(Stored records)
━━━━

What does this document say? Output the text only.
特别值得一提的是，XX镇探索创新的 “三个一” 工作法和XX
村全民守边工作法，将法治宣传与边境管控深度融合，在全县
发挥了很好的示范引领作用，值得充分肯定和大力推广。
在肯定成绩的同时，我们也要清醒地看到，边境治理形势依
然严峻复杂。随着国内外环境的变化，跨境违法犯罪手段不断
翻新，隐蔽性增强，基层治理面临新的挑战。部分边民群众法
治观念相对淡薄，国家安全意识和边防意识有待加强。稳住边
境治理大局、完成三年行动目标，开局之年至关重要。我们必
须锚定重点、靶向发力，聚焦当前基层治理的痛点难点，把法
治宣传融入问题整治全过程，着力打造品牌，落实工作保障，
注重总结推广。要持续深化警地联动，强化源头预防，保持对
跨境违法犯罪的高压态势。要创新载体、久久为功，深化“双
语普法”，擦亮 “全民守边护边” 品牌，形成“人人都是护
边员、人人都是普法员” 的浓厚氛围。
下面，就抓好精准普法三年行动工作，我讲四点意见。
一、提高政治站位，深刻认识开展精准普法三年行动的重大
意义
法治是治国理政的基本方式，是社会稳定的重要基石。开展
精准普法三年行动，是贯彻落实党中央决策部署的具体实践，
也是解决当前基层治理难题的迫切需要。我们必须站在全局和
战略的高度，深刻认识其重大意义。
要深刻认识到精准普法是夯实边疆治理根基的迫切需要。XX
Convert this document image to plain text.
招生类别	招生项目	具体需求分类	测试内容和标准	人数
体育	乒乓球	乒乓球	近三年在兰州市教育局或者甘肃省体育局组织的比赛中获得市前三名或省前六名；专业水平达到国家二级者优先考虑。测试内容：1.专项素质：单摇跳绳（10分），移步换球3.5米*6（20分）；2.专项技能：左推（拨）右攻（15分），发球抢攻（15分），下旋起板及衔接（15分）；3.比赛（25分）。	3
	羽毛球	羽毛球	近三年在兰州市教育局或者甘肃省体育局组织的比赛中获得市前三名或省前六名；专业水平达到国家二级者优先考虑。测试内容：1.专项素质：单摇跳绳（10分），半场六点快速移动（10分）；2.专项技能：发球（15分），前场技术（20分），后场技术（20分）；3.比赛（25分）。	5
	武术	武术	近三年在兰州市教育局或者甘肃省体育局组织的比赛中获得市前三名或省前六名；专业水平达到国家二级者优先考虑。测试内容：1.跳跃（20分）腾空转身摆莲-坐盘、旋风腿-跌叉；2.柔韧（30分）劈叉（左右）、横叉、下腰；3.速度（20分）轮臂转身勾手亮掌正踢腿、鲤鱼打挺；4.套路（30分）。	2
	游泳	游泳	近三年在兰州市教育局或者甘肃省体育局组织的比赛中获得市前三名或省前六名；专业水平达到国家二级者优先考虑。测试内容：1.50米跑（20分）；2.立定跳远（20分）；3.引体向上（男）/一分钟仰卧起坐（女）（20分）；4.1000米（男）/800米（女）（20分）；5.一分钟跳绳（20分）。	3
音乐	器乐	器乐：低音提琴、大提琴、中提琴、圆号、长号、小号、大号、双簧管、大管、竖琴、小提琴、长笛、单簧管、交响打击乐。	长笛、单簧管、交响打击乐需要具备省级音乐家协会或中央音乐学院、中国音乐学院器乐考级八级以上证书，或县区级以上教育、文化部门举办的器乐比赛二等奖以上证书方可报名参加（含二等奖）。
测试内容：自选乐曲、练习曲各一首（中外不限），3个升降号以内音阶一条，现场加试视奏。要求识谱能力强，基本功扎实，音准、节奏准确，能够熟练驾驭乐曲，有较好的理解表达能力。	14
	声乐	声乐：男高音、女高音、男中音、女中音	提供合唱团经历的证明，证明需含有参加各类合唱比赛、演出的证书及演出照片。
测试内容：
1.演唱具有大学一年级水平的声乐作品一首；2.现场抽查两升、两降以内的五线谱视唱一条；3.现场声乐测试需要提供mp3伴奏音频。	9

━━━━

■ Your objective
The records above must be output exactly, in full.

■ The reply
What does this document say? Output the text only.
特别值得一提的是，XX镇探索创新的 “三个一” 工作法和XX
村全民守边工作法，将法治宣传与边境管控深度融合，在全县
发挥了很好的示范引领作用，值得充分肯定和大力推广。
在肯定成绩的同时，我们也要清醒地看到，边境治理形势依
然严峻复杂。随着国内外环境的变化，跨境违法犯罪手段不断
翻新，隐蔽性增强，基层治理面临新的挑战。部分边民群众法
治观念相对淡薄，国家安全意识和边防意识有待加强。稳住边
境治理大局、完成三年行动目标，开局之年至关重要。我们必
须锚定重点、靶向发力，聚焦当前基层治理的痛点难点，把法
治宣传融入问题整治全过程，着力打造品牌，落实工作保障，
注重总结推广。要持续深化警地联动，强化源头预防，保持对
跨境违法犯罪的高压态势。要创新载体、久久为功，深化“双
语普法”，擦亮 “全民守边护边” 品牌，形成“人人都是护
边员、人人都是普法员” 的浓厚氛围。
下面，就抓好精准普法三年行动工作，我讲四点意见。
一、提高政治站位，深刻认识开展精准普法三年行动的重大
意义
法治是治国理政的基本方式，是社会稳定的重要基石。开展
精准普法三年行动，是贯彻落实党中央决策部署的具体实践，
也是解决当前基层治理难题的迫切需要。我们必须站在全局和
战略的高度，深刻认识其重大意义。
要深刻认识到精准普法是夯实边疆治理根基的迫切需要。XX
Convert this document image to plain text.
招生类别	招生项目	具体需求分类	测试内容和标准	人数
体育	乒乓球	乒乓球	近三年在兰州市教育局或者甘肃省体育局组织的比赛中获得市前三名或省前六名；专业水平达到国家二级者优先考虑。测试内容：1.专项素质：单摇跳绳（10分），移步换球3.5米*6（20分）；2.专项技能：左推（拨）右攻（15分），发球抢攻（15分），下旋起板及衔接（15分）；3.比赛（25分）。	3
	羽毛球	羽毛球	近三年在兰州市教育局或者甘肃省体育局组织的比赛中获得市前三名或省前六名；专业水平达到国家二级者优先考虑。测试内容：1.专项素质：单摇跳绳（10分），半场六点快速移动（10分）；2.专项技能：发球（15分），前场技术（20分），后场技术（20分）；3.比赛（25分）。	5
	武术	武术	近三年在兰州市教育局或者甘肃省体育局组织的比赛中获得市前三名或省前六名；专业水平达到国家二级者优先考虑。测试内容：1.跳跃（20分）腾空转身摆莲-坐盘、旋风腿-跌叉；2.柔韧（30分）劈叉（左右）、横叉、下腰；3.速度（20分）轮臂转身勾手亮掌正踢腿、鲤鱼打挺；4.套路（30分）。	2
	游泳	游泳	近三年在兰州市教育局或者甘肃省体育局组织的比赛中获得市前三名或省前六名；专业水平达到国家二级者优先考虑。测试内容：1.50米跑（20分）；2.立定跳远（20分）；3.引体向上（男）/一分钟仰卧起坐（女）（20分）；4.1000米（男）/800米（女）（20分）；5.一分钟跳绳（20分）。	3
音乐	器乐	器乐：低音提琴、大提琴、中提琴、圆号、长号、小号、大号、双簧管、大管、竖琴、小提琴、长笛、单簧管、交响打击乐。	长笛、单簧管、交响打击乐需要具备省级音乐家协会或中央音乐学院、中国音乐学院器乐考级八级以上证书，或县区级以上教育、文化部门举办的器乐比赛二等奖以上证书方可报名参加（含二等奖）。
测试内容：自选乐曲、练习曲各一首（中外不限），3个升降号以内音阶一条，现场加试视奏。要求识谱能力强，基本功扎实，音准、节奏准确，能够熟练驾驭乐曲，有较好的理解表达能力。	14
	声乐	声乐：男高音、女高音、男中音、女中音	提供合唱团经历的证明，证明需含有参加各类合唱比赛、演出的证书及演出照片。
测试内容：
1.演唱具有大学一年级水平的声乐作品一首；2.现场抽查两升、两降以内的五线谱视唱一条；3.现场声乐测试需要提供mp3伴奏音频。	9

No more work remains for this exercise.